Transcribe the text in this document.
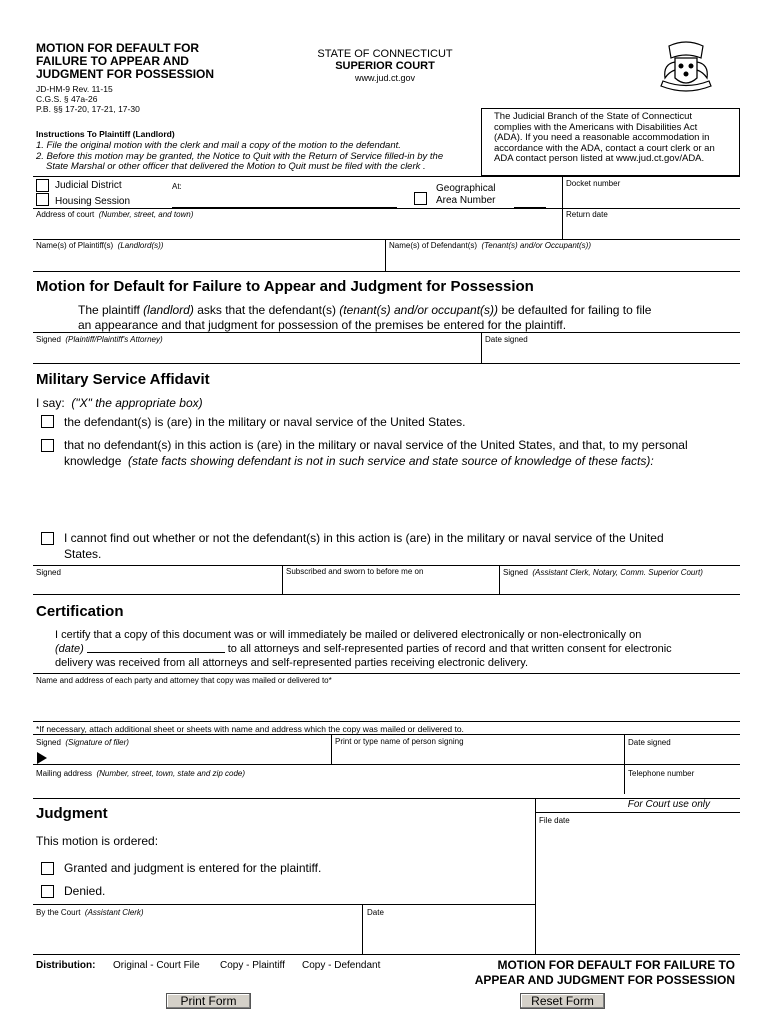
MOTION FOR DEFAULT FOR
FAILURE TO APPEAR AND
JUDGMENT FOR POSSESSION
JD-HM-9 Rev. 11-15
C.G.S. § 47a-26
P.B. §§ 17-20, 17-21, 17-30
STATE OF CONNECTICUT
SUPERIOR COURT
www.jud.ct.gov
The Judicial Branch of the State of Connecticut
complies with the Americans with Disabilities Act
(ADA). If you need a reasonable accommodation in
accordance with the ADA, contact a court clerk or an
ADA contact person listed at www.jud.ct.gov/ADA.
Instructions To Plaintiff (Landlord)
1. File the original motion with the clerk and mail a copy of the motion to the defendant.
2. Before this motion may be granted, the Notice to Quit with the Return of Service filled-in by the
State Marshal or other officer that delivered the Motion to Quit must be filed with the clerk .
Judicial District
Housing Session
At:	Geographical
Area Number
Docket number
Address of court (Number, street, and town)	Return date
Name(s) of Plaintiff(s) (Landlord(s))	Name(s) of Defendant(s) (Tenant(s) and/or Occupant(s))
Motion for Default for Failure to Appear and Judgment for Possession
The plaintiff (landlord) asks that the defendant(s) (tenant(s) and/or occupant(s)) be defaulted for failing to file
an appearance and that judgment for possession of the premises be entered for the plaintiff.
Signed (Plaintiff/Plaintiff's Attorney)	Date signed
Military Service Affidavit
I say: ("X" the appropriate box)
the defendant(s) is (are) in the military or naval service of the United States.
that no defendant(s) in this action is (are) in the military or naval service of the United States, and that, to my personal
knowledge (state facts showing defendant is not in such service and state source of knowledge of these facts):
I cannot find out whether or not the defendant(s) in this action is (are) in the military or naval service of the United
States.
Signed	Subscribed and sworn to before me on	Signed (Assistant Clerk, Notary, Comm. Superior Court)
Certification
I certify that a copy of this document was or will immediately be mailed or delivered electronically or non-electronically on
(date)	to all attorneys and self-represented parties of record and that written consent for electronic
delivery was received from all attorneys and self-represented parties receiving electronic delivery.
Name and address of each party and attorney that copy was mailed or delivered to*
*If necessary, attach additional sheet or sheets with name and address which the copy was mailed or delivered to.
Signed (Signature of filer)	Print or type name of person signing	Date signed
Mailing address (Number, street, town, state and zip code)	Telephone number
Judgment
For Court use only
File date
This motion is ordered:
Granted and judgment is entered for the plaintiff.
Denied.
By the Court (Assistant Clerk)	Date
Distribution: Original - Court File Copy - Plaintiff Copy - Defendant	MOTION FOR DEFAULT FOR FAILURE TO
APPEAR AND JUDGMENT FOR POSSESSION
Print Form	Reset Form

Given problem — Pick every line with "States" in it and copy it.

Right answer —
the defendant(s) is (are) in the military or naval service of the United States.
that no defendant(s) in this action is (are) in the military or naval service of the United States, and that, to my personal
States.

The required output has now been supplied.